↓↓↓

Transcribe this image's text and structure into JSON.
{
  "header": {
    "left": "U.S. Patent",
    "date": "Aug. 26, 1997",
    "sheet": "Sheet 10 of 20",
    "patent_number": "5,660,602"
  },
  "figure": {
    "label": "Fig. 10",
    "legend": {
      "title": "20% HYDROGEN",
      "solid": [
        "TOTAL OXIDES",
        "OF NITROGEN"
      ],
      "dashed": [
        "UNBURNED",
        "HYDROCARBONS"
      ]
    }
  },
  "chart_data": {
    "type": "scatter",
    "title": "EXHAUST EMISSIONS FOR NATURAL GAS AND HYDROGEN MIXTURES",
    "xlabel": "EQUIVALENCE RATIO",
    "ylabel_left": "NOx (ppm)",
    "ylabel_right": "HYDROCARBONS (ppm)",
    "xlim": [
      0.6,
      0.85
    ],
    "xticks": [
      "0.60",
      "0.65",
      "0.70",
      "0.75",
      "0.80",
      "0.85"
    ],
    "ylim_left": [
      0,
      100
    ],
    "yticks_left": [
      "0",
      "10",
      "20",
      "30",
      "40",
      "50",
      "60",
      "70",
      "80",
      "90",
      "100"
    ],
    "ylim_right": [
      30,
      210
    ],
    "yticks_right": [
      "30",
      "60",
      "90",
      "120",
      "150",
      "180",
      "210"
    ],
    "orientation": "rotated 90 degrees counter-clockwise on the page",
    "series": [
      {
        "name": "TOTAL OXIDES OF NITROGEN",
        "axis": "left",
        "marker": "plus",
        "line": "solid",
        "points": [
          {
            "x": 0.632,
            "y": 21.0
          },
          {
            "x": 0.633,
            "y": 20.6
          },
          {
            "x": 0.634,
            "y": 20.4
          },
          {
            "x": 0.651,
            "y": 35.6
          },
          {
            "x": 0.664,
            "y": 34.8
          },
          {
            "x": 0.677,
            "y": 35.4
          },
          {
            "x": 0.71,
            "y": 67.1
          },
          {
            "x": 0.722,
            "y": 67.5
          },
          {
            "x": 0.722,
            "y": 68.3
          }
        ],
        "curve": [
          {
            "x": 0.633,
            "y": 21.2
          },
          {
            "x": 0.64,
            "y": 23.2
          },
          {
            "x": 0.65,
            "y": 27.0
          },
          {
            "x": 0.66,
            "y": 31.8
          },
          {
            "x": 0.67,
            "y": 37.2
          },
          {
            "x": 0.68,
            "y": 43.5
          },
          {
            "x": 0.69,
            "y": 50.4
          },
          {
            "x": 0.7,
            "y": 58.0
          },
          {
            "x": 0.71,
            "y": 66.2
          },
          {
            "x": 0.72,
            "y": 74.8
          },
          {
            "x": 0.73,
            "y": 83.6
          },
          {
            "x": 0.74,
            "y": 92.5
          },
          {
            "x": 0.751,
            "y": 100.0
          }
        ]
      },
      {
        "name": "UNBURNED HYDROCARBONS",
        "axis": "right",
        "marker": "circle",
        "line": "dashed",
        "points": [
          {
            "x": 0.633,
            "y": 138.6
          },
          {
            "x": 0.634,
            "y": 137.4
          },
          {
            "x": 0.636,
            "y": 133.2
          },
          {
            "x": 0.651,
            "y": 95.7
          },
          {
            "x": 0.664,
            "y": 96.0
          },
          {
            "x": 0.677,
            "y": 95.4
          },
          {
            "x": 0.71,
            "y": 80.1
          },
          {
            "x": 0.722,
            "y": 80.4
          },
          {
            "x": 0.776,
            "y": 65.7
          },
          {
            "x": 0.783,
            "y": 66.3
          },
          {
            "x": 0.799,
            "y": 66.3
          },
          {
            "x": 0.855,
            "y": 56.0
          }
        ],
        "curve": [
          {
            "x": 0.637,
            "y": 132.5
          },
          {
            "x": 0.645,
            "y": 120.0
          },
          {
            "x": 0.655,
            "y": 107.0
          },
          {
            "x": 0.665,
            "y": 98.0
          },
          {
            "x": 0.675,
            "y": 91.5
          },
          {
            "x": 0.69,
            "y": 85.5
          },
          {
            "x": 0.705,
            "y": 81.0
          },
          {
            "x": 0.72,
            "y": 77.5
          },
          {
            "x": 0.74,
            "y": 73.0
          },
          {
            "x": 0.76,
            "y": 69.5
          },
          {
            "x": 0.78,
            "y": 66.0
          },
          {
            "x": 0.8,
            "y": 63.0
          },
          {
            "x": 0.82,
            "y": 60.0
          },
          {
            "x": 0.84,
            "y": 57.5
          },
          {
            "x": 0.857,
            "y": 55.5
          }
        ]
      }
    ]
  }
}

↑↑↑

DIRECTIONS —
All of the material above needs to be copied exactly.

TASK ANSWER —
Transcribe this image's text and structure into JSON.
{
  "header": {
    "left": "U.S. Patent",
    "date": "Aug. 26, 1997",
    "sheet": "Sheet 10 of 20",
    "patent_number": "5,660,602"
  },
  "figure": {
    "label": "Fig. 10",
    "legend": {
      "title": "20% HYDROGEN",
      "solid": [
        "TOTAL OXIDES",
        "OF NITROGEN"
      ],
      "dashed": [
        "UNBURNED",
        "HYDROCARBONS"
      ]
    }
  },
  "chart_data": {
    "type": "scatter",
    "title": "EXHAUST EMISSIONS FOR NATURAL GAS AND HYDROGEN MIXTURES",
    "xlabel": "EQUIVALENCE RATIO",
    "ylabel_left": "NOx (ppm)",
    "ylabel_right": "HYDROCARBONS (ppm)",
    "xlim": [
      0.6,
      0.85
    ],
    "xticks": [
      "0.60",
      "0.65",
      "0.70",
      "0.75",
      "0.80",
      "0.85"
    ],
    "ylim_left": [
      0,
      100
    ],
    "yticks_left": [
      "0",
      "10",
      "20",
      "30",
      "40",
      "50",
      "60",
      "70",
      "80",
      "90",
      "100"
    ],
    "ylim_right": [
      30,
      210
    ],
    "yticks_right": [
      "30",
      "60",
      "90",
      "120",
      "150",
      "180",
      "210"
    ],
    "orientation": "rotated 90 degrees counter-clockwise on the page",
    "series": [
      {
        "name": "TOTAL OXIDES OF NITROGEN",
        "axis": "left",
        "marker": "plus",
        "line": "solid",
        "points": [
          {
            "x": 0.632,
            "y": 21.0
          },
          {
            "x": 0.633,
            "y": 20.6
          },
          {
            "x": 0.634,
            "y": 20.4
          },
          {
            "x": 0.651,
            "y": 35.6
          },
          {
            "x": 0.664,
            "y": 34.8
          },
          {
            "x": 0.677,
            "y": 35.4
          },
          {
            "x": 0.71,
            "y": 67.1
          },
          {
            "x": 0.722,
            "y": 67.5
          },
          {
            "x": 0.722,
            "y": 68.3
          }
        ],
        "curve": [
          {
            "x": 0.633,
            "y": 21.2
          },
          {
            "x": 0.64,
            "y": 23.2
          },
          {
            "x": 0.65,
            "y": 27.0
          },
          {
            "x": 0.66,
            "y": 31.8
          },
          {
            "x": 0.67,
            "y": 37.2
          },
          {
            "x": 0.68,
            "y": 43.5
          },
          {
            "x": 0.69,
            "y": 50.4
          },
          {
            "x": 0.7,
            "y": 58.0
          },
          {
            "x": 0.71,
            "y": 66.2
          },
          {
            "x": 0.72,
            "y": 74.8
          },
          {
            "x": 0.73,
            "y": 83.6
          },
          {
            "x": 0.74,
            "y": 92.5
          },
          {
            "x": 0.751,
            "y": 100.0
          }
        ]
      },
      {
        "name": "UNBURNED HYDROCARBONS",
        "axis": "right",
        "marker": "circle",
        "line": "dashed",
        "points": [
          {
            "x": 0.633,
            "y": 138.6
          },
          {
            "x": 0.634,
            "y": 137.4
          },
          {
            "x": 0.636,
            "y": 133.2
          },
          {
            "x": 0.651,
            "y": 95.7
          },
          {
            "x": 0.664,
            "y": 96.0
          },
          {
            "x": 0.677,
            "y": 95.4
          },
          {
            "x": 0.71,
            "y": 80.1
          },
          {
            "x": 0.722,
            "y": 80.4
          },
          {
            "x": 0.776,
            "y": 65.7
          },
          {
            "x": 0.783,
            "y": 66.3
          },
          {
            "x": 0.799,
            "y": 66.3
          },
          {
            "x": 0.855,
            "y": 56.0
          }
        ],
        "curve": [
          {
            "x": 0.637,
            "y": 132.5
          },
          {
            "x": 0.645,
            "y": 120.0
          },
          {
            "x": 0.655,
            "y": 107.0
          },
          {
            "x": 0.665,
            "y": 98.0
          },
          {
            "x": 0.675,
            "y": 91.5
          },
          {
            "x": 0.69,
            "y": 85.5
          },
          {
            "x": 0.705,
            "y": 81.0
          },
          {
            "x": 0.72,
            "y": 77.5
          },
          {
            "x": 0.74,
            "y": 73.0
          },
          {
            "x": 0.76,
            "y": 69.5
          },
          {
            "x": 0.78,
            "y": 66.0
          },
          {
            "x": 0.8,
            "y": 63.0
          },
          {
            "x": 0.82,
            "y": 60.0
          },
          {
            "x": 0.84,
            "y": 57.5
          },
          {
            "x": 0.857,
            "y": 55.5
          }
        ]
      }
    ]
  }
}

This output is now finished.